### Work to be completed
Using the listing below, extract each line that has the word "only" in it.

(Collected data entries)

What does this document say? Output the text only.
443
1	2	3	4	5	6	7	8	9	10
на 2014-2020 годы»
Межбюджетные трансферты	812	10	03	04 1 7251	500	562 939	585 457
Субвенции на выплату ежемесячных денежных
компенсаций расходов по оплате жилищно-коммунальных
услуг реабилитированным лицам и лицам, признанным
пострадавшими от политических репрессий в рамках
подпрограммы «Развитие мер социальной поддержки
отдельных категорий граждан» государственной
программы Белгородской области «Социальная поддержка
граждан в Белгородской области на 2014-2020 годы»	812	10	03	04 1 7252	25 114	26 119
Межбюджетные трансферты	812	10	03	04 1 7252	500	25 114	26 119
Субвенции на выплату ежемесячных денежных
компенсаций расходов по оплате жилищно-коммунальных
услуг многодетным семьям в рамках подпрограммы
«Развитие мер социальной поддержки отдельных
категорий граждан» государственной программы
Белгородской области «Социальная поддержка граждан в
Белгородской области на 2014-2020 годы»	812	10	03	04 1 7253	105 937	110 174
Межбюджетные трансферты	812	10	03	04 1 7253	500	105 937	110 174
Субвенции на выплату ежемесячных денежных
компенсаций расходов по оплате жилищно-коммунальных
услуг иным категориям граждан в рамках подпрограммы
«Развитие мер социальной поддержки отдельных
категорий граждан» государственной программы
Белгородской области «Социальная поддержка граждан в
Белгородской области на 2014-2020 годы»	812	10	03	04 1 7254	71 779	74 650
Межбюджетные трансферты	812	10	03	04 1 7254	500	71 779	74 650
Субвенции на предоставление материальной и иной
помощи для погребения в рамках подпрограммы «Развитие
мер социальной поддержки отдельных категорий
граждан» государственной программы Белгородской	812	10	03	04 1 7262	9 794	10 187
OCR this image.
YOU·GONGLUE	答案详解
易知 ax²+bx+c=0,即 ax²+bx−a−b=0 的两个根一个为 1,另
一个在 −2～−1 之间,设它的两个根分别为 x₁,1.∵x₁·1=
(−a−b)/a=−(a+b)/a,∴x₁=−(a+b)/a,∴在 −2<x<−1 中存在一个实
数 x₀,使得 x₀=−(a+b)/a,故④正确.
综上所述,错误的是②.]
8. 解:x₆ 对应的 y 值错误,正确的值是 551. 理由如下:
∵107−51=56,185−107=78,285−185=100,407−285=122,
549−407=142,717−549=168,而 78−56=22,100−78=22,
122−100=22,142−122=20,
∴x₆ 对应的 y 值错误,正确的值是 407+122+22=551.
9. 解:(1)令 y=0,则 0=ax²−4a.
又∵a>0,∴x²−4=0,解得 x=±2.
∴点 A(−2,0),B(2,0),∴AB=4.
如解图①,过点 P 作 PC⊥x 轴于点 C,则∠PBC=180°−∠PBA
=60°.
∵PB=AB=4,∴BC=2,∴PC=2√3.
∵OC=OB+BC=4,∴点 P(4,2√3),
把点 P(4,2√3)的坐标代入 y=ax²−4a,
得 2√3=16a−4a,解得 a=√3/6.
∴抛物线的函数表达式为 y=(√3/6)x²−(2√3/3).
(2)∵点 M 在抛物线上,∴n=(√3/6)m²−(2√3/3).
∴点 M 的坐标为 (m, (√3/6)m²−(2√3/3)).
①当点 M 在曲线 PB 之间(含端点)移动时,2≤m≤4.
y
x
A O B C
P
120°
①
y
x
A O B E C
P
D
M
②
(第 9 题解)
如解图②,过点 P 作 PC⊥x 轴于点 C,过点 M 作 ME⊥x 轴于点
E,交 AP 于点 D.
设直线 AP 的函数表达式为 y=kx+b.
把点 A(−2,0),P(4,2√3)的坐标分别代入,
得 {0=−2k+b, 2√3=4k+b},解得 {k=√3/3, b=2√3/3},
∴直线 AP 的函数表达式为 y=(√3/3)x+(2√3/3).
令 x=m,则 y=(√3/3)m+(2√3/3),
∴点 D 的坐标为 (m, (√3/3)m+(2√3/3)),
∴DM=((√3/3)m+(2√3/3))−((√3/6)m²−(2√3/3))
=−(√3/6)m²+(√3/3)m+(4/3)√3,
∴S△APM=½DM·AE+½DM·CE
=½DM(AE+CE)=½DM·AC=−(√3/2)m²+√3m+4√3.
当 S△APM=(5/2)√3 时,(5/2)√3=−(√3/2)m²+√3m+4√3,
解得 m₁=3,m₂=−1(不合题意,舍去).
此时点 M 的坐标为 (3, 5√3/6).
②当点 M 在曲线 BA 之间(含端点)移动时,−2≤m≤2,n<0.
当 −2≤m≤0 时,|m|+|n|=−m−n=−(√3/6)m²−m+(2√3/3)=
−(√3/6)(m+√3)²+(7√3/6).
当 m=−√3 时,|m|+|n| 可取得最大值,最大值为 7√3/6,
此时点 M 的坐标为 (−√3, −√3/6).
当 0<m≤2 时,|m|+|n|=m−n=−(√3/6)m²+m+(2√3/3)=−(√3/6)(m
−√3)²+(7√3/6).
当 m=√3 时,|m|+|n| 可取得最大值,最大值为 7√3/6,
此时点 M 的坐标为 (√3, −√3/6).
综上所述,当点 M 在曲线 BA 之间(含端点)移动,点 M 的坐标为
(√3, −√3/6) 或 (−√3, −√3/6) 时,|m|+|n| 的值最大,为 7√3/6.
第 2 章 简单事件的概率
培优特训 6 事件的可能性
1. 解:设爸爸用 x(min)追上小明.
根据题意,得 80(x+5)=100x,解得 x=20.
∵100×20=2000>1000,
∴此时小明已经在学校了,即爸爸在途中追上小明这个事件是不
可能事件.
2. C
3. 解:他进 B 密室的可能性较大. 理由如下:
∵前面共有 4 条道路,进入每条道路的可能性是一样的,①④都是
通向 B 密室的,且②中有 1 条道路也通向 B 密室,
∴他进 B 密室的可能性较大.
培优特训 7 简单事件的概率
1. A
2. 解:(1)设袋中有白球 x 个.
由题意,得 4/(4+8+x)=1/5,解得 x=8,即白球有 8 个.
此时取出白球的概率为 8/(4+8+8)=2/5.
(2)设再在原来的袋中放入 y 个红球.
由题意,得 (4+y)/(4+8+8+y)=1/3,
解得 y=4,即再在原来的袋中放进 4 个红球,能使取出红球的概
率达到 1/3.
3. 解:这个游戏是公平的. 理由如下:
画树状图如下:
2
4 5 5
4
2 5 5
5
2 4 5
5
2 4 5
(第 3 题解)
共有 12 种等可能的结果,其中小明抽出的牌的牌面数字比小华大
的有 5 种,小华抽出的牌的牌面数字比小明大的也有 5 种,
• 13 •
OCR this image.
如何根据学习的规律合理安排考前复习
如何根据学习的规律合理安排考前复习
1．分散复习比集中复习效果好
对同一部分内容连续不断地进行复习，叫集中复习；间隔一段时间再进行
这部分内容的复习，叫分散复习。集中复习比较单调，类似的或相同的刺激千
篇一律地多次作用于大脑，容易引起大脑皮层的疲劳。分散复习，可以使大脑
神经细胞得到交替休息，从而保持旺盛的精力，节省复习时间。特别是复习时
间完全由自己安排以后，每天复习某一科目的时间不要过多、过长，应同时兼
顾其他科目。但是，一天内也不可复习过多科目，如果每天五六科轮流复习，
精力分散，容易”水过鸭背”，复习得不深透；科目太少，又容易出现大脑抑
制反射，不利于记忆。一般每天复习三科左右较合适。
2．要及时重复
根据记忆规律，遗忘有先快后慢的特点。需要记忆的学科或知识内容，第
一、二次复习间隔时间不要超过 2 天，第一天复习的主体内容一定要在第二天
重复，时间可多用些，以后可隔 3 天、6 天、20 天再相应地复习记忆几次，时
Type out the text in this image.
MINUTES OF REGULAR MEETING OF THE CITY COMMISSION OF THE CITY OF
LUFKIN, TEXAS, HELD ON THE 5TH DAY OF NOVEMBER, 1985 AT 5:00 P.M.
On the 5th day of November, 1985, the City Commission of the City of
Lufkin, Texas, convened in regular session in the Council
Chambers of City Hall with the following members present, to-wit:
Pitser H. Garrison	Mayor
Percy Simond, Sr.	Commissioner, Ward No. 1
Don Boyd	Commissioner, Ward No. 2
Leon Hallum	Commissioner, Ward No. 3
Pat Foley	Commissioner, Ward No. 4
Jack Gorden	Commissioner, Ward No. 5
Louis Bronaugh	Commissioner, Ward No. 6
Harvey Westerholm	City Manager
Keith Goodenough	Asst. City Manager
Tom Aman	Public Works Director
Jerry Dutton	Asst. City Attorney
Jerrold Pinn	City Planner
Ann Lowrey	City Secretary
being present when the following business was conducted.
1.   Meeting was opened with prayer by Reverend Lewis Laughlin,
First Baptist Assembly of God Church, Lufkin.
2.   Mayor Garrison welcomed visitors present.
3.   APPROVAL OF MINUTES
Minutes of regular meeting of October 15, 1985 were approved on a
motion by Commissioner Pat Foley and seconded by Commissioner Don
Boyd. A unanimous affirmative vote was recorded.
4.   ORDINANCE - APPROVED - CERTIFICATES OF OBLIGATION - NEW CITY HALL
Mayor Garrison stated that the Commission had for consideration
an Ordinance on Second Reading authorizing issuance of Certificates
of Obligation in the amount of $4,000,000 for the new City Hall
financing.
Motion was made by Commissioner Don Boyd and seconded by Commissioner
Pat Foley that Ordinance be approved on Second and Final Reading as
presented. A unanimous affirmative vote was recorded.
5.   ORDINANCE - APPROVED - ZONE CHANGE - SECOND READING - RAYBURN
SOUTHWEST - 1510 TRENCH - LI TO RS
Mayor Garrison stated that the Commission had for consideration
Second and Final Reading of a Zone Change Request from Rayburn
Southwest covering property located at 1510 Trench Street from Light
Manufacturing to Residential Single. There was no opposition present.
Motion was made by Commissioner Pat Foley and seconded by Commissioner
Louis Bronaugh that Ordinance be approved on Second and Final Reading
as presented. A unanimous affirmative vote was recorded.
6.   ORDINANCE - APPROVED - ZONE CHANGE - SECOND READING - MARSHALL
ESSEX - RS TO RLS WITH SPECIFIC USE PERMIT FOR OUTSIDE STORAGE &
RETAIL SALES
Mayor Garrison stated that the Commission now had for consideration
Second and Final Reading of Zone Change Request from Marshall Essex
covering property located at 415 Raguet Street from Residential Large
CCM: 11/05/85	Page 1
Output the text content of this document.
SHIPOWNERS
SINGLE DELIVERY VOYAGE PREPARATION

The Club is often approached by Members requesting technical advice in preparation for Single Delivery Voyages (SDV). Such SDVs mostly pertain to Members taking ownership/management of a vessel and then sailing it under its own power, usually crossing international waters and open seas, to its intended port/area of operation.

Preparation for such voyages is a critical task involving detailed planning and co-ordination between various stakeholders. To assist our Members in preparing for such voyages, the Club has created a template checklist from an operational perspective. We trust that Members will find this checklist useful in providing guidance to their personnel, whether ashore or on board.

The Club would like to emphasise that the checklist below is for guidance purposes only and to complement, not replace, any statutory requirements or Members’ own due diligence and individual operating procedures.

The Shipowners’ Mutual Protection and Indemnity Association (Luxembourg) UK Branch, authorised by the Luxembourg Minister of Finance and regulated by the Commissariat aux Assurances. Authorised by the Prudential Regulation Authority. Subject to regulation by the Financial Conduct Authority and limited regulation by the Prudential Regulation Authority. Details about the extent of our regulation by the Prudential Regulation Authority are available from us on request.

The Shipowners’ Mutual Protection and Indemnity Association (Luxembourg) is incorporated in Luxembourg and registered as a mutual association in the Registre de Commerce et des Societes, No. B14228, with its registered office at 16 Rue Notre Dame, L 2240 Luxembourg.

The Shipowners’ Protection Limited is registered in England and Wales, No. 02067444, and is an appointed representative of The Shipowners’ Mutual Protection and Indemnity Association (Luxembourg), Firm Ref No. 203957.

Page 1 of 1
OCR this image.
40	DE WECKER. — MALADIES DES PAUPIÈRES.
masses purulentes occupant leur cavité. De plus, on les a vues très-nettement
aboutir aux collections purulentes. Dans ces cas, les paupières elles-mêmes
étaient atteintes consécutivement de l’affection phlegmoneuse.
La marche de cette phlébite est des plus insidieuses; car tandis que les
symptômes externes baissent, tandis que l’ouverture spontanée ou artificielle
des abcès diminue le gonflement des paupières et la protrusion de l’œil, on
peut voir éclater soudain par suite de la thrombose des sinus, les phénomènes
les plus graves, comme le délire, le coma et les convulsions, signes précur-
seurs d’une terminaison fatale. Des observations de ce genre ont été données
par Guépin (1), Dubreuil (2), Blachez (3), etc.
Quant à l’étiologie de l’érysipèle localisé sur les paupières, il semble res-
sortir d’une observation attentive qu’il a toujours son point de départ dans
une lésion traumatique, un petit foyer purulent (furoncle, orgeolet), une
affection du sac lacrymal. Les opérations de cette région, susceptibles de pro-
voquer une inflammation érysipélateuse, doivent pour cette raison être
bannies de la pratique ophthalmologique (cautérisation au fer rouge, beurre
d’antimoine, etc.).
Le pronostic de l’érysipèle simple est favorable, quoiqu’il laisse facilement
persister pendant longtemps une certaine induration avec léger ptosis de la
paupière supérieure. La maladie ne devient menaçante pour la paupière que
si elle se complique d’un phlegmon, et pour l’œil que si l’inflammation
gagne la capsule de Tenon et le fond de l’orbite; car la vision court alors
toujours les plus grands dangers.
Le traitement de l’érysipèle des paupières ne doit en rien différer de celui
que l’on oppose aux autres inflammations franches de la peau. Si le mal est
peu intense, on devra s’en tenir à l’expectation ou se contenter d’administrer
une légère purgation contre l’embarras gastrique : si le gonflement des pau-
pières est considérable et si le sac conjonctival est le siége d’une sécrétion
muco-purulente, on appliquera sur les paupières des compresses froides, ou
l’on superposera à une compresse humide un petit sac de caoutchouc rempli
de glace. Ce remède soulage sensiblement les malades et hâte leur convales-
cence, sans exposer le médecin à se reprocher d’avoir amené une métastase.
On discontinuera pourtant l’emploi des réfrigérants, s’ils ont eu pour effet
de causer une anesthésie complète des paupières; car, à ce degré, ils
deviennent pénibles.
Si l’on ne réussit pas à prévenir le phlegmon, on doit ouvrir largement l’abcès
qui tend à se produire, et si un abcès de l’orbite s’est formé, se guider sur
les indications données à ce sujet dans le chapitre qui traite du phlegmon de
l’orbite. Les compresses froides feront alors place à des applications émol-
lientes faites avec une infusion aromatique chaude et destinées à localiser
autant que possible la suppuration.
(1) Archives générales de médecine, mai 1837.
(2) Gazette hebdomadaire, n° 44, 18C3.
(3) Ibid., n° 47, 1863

### In response
What does this document say? Output the text only.
The Club would like to emphasise that the checklist below is for guidance purposes only and to complement, not replace, any statutory requirements or Members’ own due diligence and individual operating procedures.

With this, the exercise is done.